— START OF Records supplied —
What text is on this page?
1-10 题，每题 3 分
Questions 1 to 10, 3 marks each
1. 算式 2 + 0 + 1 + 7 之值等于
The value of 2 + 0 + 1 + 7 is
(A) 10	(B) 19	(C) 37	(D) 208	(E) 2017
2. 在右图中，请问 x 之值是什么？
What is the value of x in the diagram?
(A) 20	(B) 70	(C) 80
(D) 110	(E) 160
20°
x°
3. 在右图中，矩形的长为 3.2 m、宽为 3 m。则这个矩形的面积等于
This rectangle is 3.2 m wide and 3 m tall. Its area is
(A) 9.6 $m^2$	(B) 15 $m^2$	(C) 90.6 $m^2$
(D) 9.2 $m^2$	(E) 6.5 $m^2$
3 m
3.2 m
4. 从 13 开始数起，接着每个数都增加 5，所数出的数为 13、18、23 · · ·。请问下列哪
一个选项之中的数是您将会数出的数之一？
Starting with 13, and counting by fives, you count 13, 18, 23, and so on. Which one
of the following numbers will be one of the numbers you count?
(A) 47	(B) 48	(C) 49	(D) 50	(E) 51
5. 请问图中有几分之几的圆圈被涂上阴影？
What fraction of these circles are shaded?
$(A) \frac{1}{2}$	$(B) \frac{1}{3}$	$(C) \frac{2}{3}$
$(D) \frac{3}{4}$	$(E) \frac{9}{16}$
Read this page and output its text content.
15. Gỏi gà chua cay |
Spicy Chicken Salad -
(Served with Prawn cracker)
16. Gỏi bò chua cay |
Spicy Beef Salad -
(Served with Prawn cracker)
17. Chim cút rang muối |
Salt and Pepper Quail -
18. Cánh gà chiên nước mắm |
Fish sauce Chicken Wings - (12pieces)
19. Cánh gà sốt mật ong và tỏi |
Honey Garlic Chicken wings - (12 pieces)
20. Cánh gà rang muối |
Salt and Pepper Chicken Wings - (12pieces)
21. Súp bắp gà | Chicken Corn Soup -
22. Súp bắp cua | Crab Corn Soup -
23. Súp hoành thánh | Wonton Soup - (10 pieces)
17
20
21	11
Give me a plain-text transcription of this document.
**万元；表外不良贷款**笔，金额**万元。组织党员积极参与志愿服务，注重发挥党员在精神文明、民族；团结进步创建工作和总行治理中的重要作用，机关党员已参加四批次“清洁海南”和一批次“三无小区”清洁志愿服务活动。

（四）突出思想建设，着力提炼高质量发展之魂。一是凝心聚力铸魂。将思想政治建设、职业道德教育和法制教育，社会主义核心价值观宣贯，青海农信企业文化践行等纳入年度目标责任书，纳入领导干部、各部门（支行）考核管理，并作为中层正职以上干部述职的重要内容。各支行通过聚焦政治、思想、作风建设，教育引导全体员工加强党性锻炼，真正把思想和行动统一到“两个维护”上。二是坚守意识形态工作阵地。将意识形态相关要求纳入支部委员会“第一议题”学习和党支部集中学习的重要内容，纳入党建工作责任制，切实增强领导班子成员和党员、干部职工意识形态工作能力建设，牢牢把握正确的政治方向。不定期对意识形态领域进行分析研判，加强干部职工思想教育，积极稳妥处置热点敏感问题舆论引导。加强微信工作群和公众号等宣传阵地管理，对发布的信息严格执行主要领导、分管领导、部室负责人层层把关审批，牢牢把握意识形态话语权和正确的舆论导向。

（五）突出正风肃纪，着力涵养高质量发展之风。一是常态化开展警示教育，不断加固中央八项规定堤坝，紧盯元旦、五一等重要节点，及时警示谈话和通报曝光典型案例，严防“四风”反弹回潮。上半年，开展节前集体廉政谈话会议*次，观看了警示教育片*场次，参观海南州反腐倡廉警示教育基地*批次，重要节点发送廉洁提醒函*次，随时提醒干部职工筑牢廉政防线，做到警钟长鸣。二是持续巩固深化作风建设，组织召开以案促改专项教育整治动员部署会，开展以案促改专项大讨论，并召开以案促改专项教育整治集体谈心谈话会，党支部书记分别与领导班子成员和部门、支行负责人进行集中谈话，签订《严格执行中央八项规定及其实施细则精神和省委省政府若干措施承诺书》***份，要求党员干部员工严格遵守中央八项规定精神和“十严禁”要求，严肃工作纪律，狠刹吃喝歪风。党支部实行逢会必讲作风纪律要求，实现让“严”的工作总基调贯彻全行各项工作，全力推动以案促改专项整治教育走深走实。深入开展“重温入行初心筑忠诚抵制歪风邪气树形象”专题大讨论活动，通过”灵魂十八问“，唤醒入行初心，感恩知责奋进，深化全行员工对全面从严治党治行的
— END OF Records supplied —
_Problem to solve_
From the line with "Give me a plain-text" to the last line of the material, give every line again exactly, and only those lines.

_Expected output_
Give me a plain-text transcription of this document.
**万元；表外不良贷款**笔，金额**万元。组织党员积极参与志愿服务，注重发挥党员在精神文明、民族；团结进步创建工作和总行治理中的重要作用，机关党员已参加四批次“清洁海南”和一批次“三无小区”清洁志愿服务活动。

（四）突出思想建设，着力提炼高质量发展之魂。一是凝心聚力铸魂。将思想政治建设、职业道德教育和法制教育，社会主义核心价值观宣贯，青海农信企业文化践行等纳入年度目标责任书，纳入领导干部、各部门（支行）考核管理，并作为中层正职以上干部述职的重要内容。各支行通过聚焦政治、思想、作风建设，教育引导全体员工加强党性锻炼，真正把思想和行动统一到“两个维护”上。二是坚守意识形态工作阵地。将意识形态相关要求纳入支部委员会“第一议题”学习和党支部集中学习的重要内容，纳入党建工作责任制，切实增强领导班子成员和党员、干部职工意识形态工作能力建设，牢牢把握正确的政治方向。不定期对意识形态领域进行分析研判，加强干部职工思想教育，积极稳妥处置热点敏感问题舆论引导。加强微信工作群和公众号等宣传阵地管理，对发布的信息严格执行主要领导、分管领导、部室负责人层层把关审批，牢牢把握意识形态话语权和正确的舆论导向。

（五）突出正风肃纪，着力涵养高质量发展之风。一是常态化开展警示教育，不断加固中央八项规定堤坝，紧盯元旦、五一等重要节点，及时警示谈话和通报曝光典型案例，严防“四风”反弹回潮。上半年，开展节前集体廉政谈话会议*次，观看了警示教育片*场次，参观海南州反腐倡廉警示教育基地*批次，重要节点发送廉洁提醒函*次，随时提醒干部职工筑牢廉政防线，做到警钟长鸣。二是持续巩固深化作风建设，组织召开以案促改专项教育整治动员部署会，开展以案促改专项大讨论，并召开以案促改专项教育整治集体谈心谈话会，党支部书记分别与领导班子成员和部门、支行负责人进行集中谈话，签订《严格执行中央八项规定及其实施细则精神和省委省政府若干措施承诺书》***份，要求党员干部员工严格遵守中央八项规定精神和“十严禁”要求，严肃工作纪律，狠刹吃喝歪风。党支部实行逢会必讲作风纪律要求，实现让“严”的工作总基调贯彻全行各项工作，全力推动以案促改专项整治教育走深走实。深入开展“重温入行初心筑忠诚抵制歪风邪气树形象”专题大讨论活动，通过”灵魂十八问“，唤醒入行初心，感恩知责奋进，深化全行员工对全面从严治党治行的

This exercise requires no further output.